[[ Raw data open ]]
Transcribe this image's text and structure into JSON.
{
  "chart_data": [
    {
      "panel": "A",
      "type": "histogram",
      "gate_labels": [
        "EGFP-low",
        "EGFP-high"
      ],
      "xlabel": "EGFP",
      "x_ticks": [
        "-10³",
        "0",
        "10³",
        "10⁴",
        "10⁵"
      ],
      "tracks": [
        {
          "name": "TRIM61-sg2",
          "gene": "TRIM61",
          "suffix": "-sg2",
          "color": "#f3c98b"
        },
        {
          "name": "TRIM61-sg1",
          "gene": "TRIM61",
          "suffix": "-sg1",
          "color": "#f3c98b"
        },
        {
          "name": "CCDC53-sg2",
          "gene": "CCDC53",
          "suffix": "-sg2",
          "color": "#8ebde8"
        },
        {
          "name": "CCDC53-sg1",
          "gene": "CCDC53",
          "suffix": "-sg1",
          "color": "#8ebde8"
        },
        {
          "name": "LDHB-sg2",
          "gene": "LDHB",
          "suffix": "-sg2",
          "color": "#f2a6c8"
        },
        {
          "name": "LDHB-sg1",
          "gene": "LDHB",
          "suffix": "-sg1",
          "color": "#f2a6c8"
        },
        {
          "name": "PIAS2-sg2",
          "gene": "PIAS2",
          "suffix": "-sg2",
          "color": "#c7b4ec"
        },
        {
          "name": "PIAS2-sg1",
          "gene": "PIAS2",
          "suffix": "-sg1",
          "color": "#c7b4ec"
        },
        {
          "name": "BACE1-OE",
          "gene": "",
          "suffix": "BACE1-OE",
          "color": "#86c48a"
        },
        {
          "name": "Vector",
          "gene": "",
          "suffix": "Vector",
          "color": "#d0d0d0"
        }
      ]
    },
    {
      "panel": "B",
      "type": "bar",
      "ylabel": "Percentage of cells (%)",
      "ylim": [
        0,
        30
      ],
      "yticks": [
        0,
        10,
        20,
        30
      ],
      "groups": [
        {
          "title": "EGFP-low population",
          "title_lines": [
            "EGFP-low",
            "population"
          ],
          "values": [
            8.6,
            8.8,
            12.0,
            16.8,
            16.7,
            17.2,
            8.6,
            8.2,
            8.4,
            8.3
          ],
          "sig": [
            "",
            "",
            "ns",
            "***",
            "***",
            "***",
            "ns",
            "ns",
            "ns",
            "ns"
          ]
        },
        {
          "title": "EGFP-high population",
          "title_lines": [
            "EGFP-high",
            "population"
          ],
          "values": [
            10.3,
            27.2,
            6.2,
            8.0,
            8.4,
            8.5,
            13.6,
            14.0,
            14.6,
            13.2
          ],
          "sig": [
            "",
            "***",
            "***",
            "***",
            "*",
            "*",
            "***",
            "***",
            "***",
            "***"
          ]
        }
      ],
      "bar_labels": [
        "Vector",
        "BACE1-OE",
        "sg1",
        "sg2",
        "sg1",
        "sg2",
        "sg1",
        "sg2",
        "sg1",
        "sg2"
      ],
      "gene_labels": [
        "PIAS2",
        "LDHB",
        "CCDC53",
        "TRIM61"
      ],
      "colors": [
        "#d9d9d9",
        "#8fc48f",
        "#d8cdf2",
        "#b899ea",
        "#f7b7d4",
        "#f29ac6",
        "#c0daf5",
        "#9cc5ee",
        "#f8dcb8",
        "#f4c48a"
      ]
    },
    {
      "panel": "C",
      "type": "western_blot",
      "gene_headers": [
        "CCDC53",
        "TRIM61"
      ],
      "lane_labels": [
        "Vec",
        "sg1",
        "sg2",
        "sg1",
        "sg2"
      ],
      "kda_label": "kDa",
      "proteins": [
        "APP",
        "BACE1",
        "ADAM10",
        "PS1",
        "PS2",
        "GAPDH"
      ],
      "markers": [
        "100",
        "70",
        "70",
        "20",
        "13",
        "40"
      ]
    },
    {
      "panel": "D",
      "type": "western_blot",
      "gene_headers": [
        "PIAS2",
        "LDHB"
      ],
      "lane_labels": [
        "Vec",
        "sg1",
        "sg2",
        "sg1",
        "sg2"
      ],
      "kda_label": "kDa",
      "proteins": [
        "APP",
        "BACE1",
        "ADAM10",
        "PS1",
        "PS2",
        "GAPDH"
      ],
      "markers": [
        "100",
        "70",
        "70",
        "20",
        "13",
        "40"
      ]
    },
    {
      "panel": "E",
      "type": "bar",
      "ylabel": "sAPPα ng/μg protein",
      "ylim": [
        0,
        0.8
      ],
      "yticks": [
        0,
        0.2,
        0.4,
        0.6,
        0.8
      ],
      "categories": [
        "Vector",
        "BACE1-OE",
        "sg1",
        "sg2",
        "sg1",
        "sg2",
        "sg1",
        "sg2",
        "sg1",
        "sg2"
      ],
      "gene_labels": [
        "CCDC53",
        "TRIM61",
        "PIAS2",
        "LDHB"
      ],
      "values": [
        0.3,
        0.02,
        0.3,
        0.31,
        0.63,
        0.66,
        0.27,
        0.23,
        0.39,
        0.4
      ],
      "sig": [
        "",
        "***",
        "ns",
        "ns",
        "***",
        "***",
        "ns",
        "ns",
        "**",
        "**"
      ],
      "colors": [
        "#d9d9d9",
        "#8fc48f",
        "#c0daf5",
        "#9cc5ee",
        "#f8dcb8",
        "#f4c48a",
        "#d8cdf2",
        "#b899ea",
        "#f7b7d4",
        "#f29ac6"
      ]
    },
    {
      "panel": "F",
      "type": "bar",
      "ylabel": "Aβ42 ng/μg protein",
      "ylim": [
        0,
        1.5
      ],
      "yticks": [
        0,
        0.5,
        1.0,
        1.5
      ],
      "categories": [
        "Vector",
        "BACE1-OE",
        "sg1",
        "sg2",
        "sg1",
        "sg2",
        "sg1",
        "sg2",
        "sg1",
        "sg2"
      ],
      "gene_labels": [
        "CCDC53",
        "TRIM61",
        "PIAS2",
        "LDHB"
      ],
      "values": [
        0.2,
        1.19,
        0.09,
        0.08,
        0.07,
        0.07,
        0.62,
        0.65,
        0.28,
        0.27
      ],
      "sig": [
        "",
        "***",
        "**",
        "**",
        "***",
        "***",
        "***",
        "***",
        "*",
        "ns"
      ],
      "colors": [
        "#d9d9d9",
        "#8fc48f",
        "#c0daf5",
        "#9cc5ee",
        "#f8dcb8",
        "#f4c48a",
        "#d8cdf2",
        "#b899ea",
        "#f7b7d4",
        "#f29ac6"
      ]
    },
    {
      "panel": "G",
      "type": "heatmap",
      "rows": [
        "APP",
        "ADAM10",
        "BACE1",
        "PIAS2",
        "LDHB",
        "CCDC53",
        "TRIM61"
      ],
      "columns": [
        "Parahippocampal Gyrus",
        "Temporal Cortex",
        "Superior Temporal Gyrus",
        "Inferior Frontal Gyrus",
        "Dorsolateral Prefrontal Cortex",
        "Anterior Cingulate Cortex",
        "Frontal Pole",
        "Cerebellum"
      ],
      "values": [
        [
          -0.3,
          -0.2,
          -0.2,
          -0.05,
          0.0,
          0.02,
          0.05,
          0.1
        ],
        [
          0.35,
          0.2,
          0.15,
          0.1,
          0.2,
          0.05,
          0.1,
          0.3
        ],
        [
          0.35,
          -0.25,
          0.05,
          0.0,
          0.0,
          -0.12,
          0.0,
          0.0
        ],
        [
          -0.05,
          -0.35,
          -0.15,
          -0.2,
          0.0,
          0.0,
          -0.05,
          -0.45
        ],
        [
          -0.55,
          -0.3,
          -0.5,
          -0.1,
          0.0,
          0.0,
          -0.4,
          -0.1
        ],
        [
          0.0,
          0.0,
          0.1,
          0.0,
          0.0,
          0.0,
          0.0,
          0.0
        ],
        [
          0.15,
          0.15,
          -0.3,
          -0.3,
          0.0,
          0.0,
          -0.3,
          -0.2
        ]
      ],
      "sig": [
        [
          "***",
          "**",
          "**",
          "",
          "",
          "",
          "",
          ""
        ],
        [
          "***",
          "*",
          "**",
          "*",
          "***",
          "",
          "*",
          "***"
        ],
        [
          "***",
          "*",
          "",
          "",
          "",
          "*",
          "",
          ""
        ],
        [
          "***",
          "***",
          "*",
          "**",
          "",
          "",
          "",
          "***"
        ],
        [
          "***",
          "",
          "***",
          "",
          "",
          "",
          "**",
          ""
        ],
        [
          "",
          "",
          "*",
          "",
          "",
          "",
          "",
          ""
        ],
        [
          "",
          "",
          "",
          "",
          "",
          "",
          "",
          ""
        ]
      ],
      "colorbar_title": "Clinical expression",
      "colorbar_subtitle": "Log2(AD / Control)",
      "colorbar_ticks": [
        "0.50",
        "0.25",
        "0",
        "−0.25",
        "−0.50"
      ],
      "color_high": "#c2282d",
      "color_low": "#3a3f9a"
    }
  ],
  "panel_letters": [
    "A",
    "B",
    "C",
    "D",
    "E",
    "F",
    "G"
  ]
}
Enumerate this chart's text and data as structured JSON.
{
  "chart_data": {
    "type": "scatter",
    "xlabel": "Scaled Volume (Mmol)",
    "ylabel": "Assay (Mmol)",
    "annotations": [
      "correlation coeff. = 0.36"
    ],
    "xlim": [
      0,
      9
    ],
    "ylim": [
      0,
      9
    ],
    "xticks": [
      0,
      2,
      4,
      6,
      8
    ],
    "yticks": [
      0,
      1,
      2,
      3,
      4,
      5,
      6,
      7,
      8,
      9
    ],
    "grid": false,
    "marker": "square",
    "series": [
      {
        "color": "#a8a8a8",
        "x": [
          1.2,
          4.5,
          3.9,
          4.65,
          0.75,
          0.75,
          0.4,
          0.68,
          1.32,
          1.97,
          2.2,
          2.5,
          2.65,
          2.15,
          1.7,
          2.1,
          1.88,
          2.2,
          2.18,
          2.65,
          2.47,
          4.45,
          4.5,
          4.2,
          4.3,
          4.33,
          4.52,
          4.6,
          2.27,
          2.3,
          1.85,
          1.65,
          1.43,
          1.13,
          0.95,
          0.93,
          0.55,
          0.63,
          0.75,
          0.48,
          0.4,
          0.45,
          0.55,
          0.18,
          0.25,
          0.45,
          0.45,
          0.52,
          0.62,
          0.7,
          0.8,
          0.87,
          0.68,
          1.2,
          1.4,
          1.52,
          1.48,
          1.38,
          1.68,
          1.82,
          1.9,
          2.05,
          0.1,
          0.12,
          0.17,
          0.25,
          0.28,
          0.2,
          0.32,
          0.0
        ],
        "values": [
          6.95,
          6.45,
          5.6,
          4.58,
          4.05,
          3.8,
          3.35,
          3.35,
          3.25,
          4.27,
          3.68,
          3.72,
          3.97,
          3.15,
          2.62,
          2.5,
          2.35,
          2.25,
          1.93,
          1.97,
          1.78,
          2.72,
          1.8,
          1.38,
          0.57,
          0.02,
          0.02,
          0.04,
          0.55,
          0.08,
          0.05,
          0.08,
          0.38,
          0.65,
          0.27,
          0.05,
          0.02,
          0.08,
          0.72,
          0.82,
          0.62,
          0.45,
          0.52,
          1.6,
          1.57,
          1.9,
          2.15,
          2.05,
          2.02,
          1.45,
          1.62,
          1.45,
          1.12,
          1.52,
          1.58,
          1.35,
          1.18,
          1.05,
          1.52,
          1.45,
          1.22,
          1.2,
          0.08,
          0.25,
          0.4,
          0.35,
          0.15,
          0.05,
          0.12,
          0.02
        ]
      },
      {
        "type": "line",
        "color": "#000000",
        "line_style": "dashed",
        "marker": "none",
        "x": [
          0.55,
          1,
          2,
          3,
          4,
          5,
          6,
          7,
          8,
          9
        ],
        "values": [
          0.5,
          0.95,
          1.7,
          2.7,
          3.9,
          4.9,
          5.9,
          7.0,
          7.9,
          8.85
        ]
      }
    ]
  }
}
[[ Raw data closed ]]
Give the number of lines in the entries that contain the word "Mmol", with no other text.

Result below -
2